### Instruction
Copy the data that follows exactly. Include no pictures.
___ Dataset ___
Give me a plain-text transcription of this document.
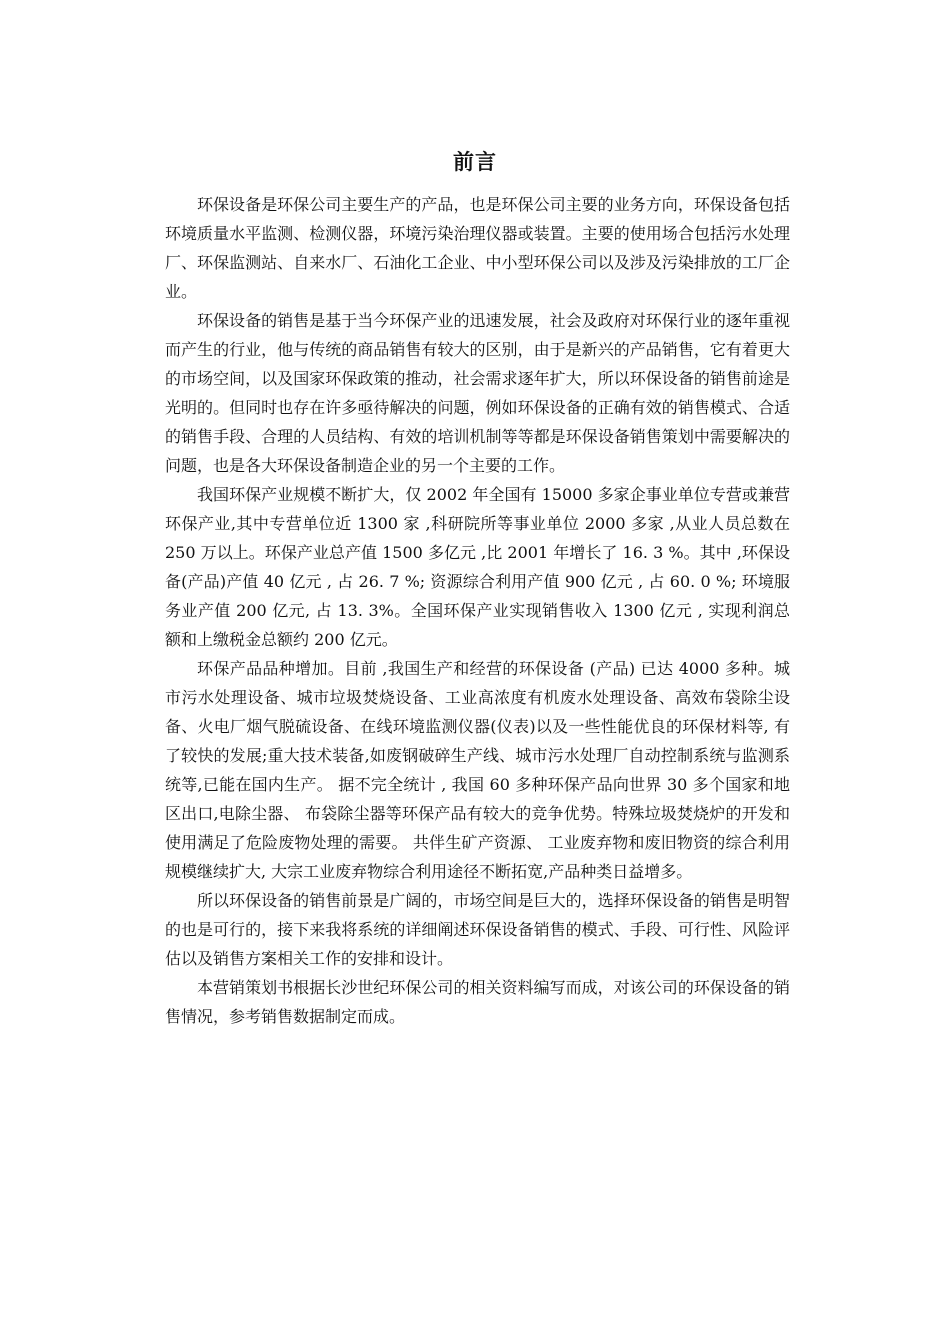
前言

环保设备是环保公司主要生产的产品，也是环保公司主要的业务方向，环保设备包括环境质量水平监测、检测仪器，环境污染治理仪器或装置。主要的使用场合包括污水处理厂、环保监测站、自来水厂、石油化工企业、中小型环保公司以及涉及污染排放的工厂企业。

环保设备的销售是基于当今环保产业的迅速发展，社会及政府对环保行业的逐年重视而产生的行业，他与传统的商品销售有较大的区别，由于是新兴的产品销售，它有着更大的市场空间，以及国家环保政策的推动，社会需求逐年扩大，所以环保设备的销售前途是光明的。但同时也存在许多亟待解决的问题，例如环保设备的正确有效的销售模式、合适的销售手段、合理的人员结构、有效的培训机制等等都是环保设备销售策划中需要解决的问题，也是各大环保设备制造企业的另一个主要的工作。

我国环保产业规模不断扩大，仅 2002 年全国有 15000 多家企事业单位专营或兼营环保产业,其中专营单位近 1300 家 ,科研院所等事业单位 2000 多家 ,从业人员总数在 250 万以上。环保产业总产值 1500 多亿元 ,比 2001 年增长了 16. 3 %。其中 ,环保设备(产品)产值 40 亿元 , 占 26. 7 %; 资源综合利用产值 900 亿元 , 占 60. 0 %; 环境服务业产值 200 亿元, 占 13. 3%。全国环保产业实现销售收入 1300 亿元 , 实现利润总额和上缴税金总额约 200 亿元。

环保产品品种增加。目前 ,我国生产和经营的环保设备 (产品) 已达 4000 多种。城市污水处理设备、城市垃圾焚烧设备、工业高浓度有机废水处理设备、高效布袋除尘设备、火电厂烟气脱硫设备、在线环境监测仪器(仪表)以及一些性能优良的环保材料等, 有了较快的发展;重大技术装备,如废钢破碎生产线、城市污水处理厂自动控制系统与监测系统等,已能在国内生产。 据不完全统计 , 我国 60 多种环保产品向世界 30 多个国家和地区出口,电除尘器、 布袋除尘器等环保产品有较大的竞争优势。特殊垃圾焚烧炉的开发和使用满足了危险废物处理的需要。 共伴生矿产资源、 工业废弃物和废旧物资的综合利用规模继续扩大, 大宗工业废弃物综合利用途径不断拓宽,产品种类日益增多。

所以环保设备的销售前景是广阔的，市场空间是巨大的，选择环保设备的销售是明智的也是可行的，接下来我将系统的详细阐述环保设备销售的模式、手段、可行性、风险评估以及销售方案相关工作的安排和设计。

本营销策划书根据长沙世纪环保公司的相关资料编写而成，对该公司的环保设备的销售情况，参考销售数据制定而成。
___
### Completed exercise
Give me a plain-text transcription of this document.
前言

环保设备是环保公司主要生产的产品，也是环保公司主要的业务方向，环保设备包括环境质量水平监测、检测仪器，环境污染治理仪器或装置。主要的使用场合包括污水处理厂、环保监测站、自来水厂、石油化工企业、中小型环保公司以及涉及污染排放的工厂企业。

环保设备的销售是基于当今环保产业的迅速发展，社会及政府对环保行业的逐年重视而产生的行业，他与传统的商品销售有较大的区别，由于是新兴的产品销售，它有着更大的市场空间，以及国家环保政策的推动，社会需求逐年扩大，所以环保设备的销售前途是光明的。但同时也存在许多亟待解决的问题，例如环保设备的正确有效的销售模式、合适的销售手段、合理的人员结构、有效的培训机制等等都是环保设备销售策划中需要解决的问题，也是各大环保设备制造企业的另一个主要的工作。

我国环保产业规模不断扩大，仅 2002 年全国有 15000 多家企事业单位专营或兼营环保产业,其中专营单位近 1300 家 ,科研院所等事业单位 2000 多家 ,从业人员总数在 250 万以上。环保产业总产值 1500 多亿元 ,比 2001 年增长了 16. 3 %。其中 ,环保设备(产品)产值 40 亿元 , 占 26. 7 %; 资源综合利用产值 900 亿元 , 占 60. 0 %; 环境服务业产值 200 亿元, 占 13. 3%。全国环保产业实现销售收入 1300 亿元 , 实现利润总额和上缴税金总额约 200 亿元。

环保产品品种增加。目前 ,我国生产和经营的环保设备 (产品) 已达 4000 多种。城市污水处理设备、城市垃圾焚烧设备、工业高浓度有机废水处理设备、高效布袋除尘设备、火电厂烟气脱硫设备、在线环境监测仪器(仪表)以及一些性能优良的环保材料等, 有了较快的发展;重大技术装备,如废钢破碎生产线、城市污水处理厂自动控制系统与监测系统等,已能在国内生产。 据不完全统计 , 我国 60 多种环保产品向世界 30 多个国家和地区出口,电除尘器、 布袋除尘器等环保产品有较大的竞争优势。特殊垃圾焚烧炉的开发和使用满足了危险废物处理的需要。 共伴生矿产资源、 工业废弃物和废旧物资的综合利用规模继续扩大, 大宗工业废弃物综合利用途径不断拓宽,产品种类日益增多。

所以环保设备的销售前景是广阔的，市场空间是巨大的，选择环保设备的销售是明智的也是可行的，接下来我将系统的详细阐述环保设备销售的模式、手段、可行性、风险评估以及销售方案相关工作的安排和设计。

本营销策划书根据长沙世纪环保公司的相关资料编写而成，对该公司的环保设备的销售情况，参考销售数据制定而成。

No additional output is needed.